[OBJECTIVE]:
Note each line of the listing that contains the string "text", and copy it.

[Saved entries]
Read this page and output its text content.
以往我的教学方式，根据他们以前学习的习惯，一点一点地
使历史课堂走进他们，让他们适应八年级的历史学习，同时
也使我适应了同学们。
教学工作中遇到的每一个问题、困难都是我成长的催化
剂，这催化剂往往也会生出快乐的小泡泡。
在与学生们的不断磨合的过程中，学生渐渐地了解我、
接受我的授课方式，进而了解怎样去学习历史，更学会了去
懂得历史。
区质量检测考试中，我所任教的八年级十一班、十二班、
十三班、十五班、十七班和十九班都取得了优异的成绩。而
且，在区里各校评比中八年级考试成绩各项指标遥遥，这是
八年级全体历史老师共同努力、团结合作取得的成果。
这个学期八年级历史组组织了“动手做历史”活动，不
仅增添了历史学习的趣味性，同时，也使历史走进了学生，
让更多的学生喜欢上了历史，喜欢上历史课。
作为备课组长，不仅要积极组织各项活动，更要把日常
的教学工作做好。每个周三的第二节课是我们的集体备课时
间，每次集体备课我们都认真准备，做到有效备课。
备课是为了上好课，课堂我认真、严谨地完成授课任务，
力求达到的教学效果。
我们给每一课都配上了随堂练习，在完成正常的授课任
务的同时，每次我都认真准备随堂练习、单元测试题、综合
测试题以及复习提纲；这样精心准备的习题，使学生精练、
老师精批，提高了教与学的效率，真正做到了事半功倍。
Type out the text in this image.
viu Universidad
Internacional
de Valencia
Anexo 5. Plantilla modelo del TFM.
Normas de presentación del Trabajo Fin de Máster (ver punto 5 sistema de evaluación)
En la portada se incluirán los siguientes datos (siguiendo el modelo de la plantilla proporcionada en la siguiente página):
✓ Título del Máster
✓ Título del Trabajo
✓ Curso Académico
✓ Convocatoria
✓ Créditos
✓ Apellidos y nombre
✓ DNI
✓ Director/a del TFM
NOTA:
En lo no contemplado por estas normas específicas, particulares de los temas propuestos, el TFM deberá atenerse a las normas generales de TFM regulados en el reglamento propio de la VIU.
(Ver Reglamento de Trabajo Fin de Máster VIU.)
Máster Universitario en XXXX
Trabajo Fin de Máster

[TASK SOLUTION]:
Read this page and output its text content.
Type out the text in this image.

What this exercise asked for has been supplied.